» **EXCERPTED TEXT**:
####################
Skip to content

InputFileName

Overview

The InputFileName expression returns the name of the file currently being processed during query execution. This is a non-deterministic expression that provides access to the input file path through the InputFileBlockHolder mechanism, allowing users to identify which file contributed specific rows in their query results.

Syntax

INPUT_FILE_NAME()
// DataFrame API
import org.apache.spark.sql.functions._
df.select(input_file_name())

Arguments

Argument Type Description
None - This expression takes no arguments

Return Type

StringType - Returns a UTF-8 encoded string containing the input file path.

Supported Data Types

This expression does not operate on input data types as it takes no arguments. It generates string output regardless of the underlying data being processed.

Algorithm

  • Expression extends LeafExpression with no child expressions to evaluate
  • During execution, calls InputFileBlockHolder.getInputFilePath to retrieve the current file path
  • Returns the file path as a UTF8String without any transformation
  • Initialization per partition is a no-op (initializeInternal does nothing)
  • File path context is maintained externally by Spark's execution engine

Partitioning Behavior

  • Preserves partitioning: This expression does not affect data partitioning as it only adds metadata
  • No shuffle required: The expression is evaluated locally on each partition without requiring data movement
  • Each partition will return file paths for the files it processes locally

Edge Cases

  • Null handling: Expression is marked as non-nullable (nullable = false), so it will never return null values
  • Missing file context: If called outside of file-based data source context, behavior depends on InputFileBlockHolder state
  • Multiple files per partition: When a partition processes multiple files, the returned file name corresponds to the file being processed for each specific row
  • Non-file data sources: May return empty or undefined results when used with data sources that don't have file-based origins

Code Generation

This expression supports Tungsten code generation. The generated code directly calls InputFileBlockHolder.getInputFilePath() and sets isNull = false, avoiding the overhead of interpreted evaluation in tight loops.
####################
» **PROVIDED DATA**:
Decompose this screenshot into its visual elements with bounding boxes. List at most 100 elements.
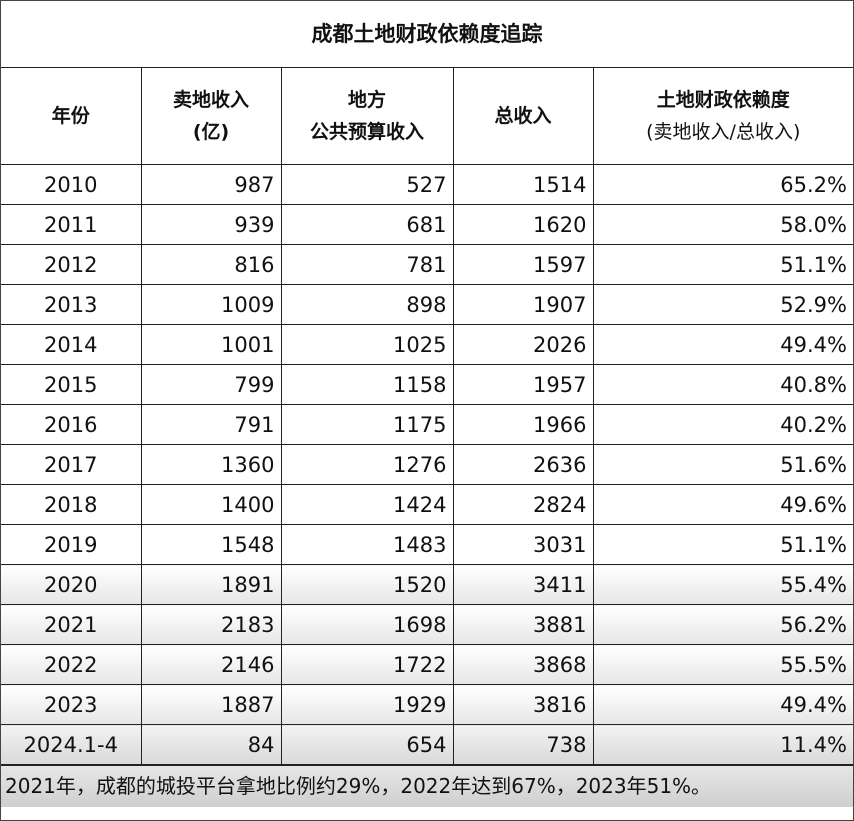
####################
» **TASKS AND EXERCISES**:
a: In the InputFileName documentation, what method does the expression call during execution to retrieve the current file path?
b: Write the next part of the InputFileName documentation, starting after its closing paragraph on code generation.

» **FINAL ANSWERS**:
a: InputFileBlockHolder.getInputFilePath

b:
Examples

-- Get file names along with data
SELECT input_file_name() as source_file, * 
FROM parquet.`/path/to/files/*.parquet`;

-- Group by source file to analyze data distribution
SELECT input_file_name() as file, count(*) as row_count
FROM delta.`/path/to/table`
GROUP BY input_file_name();
// DataFrame API usage
import org.apache.spark.sql.functions._

val df = spark.read.parquet("/path/to/files/*.parquet")
df.select(input_file_name().alias("source_file"), col("*")).show()

// Analyze data distribution across files
df.groupBy(input_file_name().alias("file"))
  .count()
  .show()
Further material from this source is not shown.